--- BEGIN ENTRIES ---
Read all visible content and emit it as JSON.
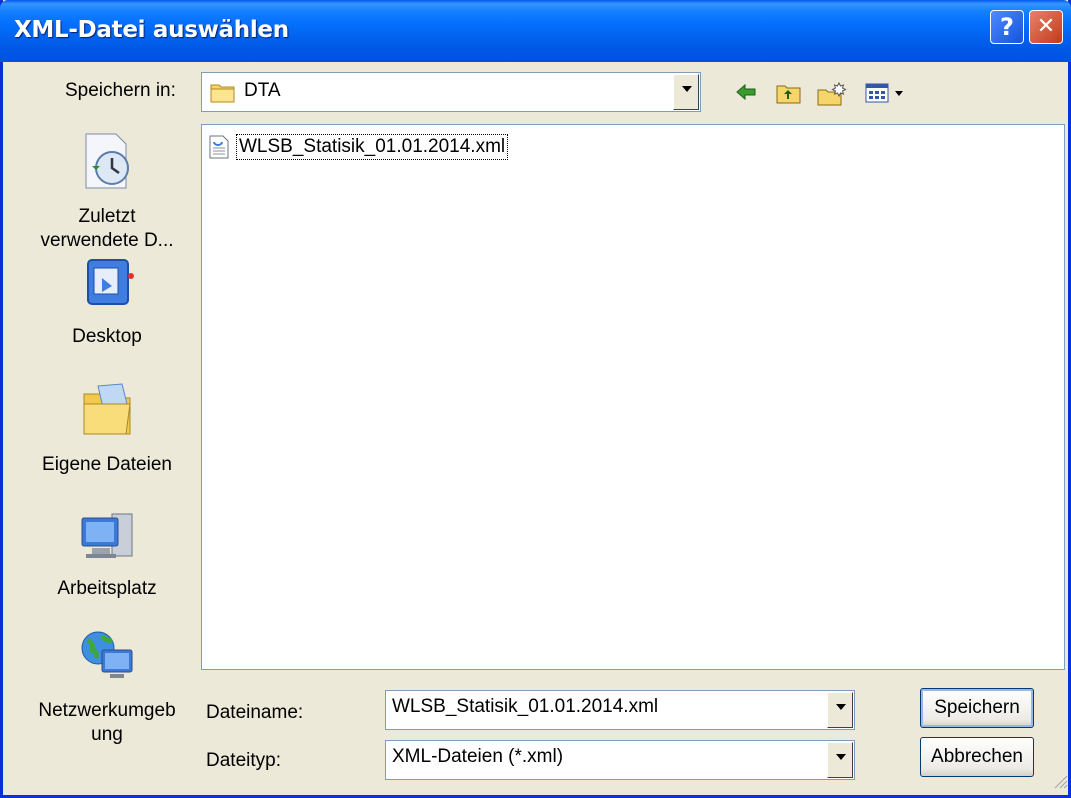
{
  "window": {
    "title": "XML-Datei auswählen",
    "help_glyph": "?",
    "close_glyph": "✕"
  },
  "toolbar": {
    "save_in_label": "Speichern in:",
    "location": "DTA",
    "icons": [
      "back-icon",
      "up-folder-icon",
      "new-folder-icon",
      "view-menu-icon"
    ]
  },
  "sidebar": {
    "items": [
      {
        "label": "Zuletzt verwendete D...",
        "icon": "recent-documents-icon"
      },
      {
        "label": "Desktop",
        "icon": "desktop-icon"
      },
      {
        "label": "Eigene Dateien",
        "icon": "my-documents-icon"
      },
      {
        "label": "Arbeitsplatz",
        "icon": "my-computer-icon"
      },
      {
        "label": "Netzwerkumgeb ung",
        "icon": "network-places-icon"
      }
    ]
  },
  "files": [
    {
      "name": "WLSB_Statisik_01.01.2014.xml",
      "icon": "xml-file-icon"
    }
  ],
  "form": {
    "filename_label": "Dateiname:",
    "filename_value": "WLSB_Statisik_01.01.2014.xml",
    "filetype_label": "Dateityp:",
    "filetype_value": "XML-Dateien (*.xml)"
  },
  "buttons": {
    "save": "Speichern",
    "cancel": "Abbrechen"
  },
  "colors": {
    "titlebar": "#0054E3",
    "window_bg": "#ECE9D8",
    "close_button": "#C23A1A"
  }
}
--- END ENTRIES ---
■ **WRITTEN EXERCISE**: Reproduce the full material exactly, excluding the pictures.

■ **EXPECTED OUTPUT**:
Read all visible content and emit it as JSON.
{
  "window": {
    "title": "XML-Datei auswählen",
    "help_glyph": "?",
    "close_glyph": "✕"
  },
  "toolbar": {
    "save_in_label": "Speichern in:",
    "location": "DTA",
    "icons": [
      "back-icon",
      "up-folder-icon",
      "new-folder-icon",
      "view-menu-icon"
    ]
  },
  "sidebar": {
    "items": [
      {
        "label": "Zuletzt verwendete D...",
        "icon": "recent-documents-icon"
      },
      {
        "label": "Desktop",
        "icon": "desktop-icon"
      },
      {
        "label": "Eigene Dateien",
        "icon": "my-documents-icon"
      },
      {
        "label": "Arbeitsplatz",
        "icon": "my-computer-icon"
      },
      {
        "label": "Netzwerkumgeb ung",
        "icon": "network-places-icon"
      }
    ]
  },
  "files": [
    {
      "name": "WLSB_Statisik_01.01.2014.xml",
      "icon": "xml-file-icon"
    }
  ],
  "form": {
    "filename_label": "Dateiname:",
    "filename_value": "WLSB_Statisik_01.01.2014.xml",
    "filetype_label": "Dateityp:",
    "filetype_value": "XML-Dateien (*.xml)"
  },
  "buttons": {
    "save": "Speichern",
    "cancel": "Abbrechen"
  },
  "colors": {
    "titlebar": "#0054E3",
    "window_bg": "#ECE9D8",
    "close_button": "#C23A1A"
  }
}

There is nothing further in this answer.